◆ TASK REQUIREMENTS: Take every line from the listing below that contains "check".

Extracted data entries
/---

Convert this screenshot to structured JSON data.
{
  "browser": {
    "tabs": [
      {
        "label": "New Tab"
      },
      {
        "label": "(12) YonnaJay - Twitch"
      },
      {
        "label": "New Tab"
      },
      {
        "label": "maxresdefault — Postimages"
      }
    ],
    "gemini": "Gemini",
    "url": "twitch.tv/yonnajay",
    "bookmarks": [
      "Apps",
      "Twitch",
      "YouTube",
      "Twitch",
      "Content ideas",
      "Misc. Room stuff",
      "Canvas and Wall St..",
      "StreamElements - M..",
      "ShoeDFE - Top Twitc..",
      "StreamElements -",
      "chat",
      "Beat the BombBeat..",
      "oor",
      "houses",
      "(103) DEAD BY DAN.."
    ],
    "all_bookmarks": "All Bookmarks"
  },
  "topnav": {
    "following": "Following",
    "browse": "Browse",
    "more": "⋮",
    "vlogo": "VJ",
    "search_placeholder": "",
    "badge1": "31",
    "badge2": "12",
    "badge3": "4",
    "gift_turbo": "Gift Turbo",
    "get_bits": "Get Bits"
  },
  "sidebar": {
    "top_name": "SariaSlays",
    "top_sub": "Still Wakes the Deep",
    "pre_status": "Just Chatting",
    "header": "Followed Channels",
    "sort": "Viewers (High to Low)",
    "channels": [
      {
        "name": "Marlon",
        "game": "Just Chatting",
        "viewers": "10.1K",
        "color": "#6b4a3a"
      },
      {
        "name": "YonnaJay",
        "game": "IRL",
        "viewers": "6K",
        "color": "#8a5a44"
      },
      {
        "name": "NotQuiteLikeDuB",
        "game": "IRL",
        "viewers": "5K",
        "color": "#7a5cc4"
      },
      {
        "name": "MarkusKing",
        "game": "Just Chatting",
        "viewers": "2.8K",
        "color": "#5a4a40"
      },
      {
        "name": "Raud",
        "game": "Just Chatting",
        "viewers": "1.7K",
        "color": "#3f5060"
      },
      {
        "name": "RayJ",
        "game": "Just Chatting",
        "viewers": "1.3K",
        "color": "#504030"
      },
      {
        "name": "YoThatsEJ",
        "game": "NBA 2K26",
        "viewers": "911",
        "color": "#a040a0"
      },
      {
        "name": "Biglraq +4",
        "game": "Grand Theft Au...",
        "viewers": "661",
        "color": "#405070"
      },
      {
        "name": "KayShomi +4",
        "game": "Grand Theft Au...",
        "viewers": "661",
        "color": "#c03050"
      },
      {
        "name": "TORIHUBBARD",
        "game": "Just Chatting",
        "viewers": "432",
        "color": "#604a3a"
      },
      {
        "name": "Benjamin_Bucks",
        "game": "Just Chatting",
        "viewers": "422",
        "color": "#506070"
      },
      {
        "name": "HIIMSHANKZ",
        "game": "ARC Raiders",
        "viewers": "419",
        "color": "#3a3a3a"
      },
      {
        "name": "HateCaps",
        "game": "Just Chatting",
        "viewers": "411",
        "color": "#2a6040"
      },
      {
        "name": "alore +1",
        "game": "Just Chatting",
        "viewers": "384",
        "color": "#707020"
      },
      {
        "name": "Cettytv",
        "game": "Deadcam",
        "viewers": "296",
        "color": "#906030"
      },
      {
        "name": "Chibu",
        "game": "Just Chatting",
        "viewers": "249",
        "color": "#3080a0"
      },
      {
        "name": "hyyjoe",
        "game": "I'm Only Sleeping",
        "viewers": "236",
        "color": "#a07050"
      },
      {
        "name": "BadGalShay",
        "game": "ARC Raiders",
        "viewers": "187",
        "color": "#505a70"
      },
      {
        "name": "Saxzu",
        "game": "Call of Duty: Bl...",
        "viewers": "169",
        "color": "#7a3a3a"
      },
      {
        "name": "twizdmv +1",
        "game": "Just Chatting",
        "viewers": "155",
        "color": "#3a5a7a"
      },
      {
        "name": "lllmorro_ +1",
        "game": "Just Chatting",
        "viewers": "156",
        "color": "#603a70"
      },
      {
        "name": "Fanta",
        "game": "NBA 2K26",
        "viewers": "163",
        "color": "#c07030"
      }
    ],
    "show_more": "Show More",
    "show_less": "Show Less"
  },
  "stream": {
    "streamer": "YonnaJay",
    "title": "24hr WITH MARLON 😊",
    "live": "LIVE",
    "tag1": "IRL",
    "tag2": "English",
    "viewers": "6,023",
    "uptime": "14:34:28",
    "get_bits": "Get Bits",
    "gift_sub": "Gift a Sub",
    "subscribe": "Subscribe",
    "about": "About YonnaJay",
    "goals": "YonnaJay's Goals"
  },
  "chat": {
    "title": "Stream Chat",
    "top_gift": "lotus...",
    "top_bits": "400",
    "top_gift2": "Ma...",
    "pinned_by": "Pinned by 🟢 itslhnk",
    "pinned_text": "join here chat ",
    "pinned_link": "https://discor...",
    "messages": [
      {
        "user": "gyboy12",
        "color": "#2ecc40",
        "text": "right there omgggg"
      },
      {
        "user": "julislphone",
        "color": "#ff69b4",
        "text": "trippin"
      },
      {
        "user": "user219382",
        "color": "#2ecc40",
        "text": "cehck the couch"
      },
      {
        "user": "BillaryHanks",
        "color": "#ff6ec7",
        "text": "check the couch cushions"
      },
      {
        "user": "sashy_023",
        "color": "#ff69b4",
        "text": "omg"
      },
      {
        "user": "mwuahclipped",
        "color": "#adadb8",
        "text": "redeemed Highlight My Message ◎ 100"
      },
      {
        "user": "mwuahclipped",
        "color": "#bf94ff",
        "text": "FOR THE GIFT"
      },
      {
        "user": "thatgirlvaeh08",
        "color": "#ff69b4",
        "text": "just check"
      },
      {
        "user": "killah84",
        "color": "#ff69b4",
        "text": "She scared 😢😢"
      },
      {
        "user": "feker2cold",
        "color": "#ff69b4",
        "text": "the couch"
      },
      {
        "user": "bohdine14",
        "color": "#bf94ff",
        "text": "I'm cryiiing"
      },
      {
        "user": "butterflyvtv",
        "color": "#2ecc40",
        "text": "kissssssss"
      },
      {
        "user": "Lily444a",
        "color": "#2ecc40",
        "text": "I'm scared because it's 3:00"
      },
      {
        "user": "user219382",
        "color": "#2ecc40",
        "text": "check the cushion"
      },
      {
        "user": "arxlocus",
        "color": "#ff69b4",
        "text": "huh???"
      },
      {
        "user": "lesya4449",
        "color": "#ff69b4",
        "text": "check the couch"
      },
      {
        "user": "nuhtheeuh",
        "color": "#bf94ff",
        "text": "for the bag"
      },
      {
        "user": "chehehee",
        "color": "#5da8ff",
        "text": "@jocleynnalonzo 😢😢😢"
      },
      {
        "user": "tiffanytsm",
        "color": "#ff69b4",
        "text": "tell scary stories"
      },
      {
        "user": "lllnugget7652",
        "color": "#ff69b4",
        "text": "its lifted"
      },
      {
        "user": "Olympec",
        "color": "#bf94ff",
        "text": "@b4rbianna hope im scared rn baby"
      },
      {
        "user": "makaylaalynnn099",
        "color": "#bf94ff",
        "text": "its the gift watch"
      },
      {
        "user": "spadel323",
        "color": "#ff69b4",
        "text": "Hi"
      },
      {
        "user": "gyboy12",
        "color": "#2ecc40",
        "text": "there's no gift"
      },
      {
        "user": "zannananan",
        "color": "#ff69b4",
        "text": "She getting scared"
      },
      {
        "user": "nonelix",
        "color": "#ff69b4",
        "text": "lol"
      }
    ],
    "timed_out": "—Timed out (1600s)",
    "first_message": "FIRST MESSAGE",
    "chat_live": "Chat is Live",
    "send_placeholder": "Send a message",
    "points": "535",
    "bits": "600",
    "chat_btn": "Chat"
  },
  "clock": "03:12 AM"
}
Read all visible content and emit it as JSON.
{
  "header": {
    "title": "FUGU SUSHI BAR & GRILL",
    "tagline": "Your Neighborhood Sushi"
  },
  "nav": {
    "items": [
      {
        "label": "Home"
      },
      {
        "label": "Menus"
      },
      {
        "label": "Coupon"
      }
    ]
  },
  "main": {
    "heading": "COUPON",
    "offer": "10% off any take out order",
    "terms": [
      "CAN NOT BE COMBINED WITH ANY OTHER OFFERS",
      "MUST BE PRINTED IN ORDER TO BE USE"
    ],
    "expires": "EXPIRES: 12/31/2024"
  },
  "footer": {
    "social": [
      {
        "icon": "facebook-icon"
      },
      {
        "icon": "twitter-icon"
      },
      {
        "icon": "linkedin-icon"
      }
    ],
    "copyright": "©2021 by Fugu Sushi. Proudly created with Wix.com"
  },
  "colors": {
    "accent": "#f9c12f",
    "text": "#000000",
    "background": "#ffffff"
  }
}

\---

◆ TASK RESULT:
        "text": "check the couch cushions"
        "text": "just check"
        "text": "check the cushion"
        "text": "check the couch"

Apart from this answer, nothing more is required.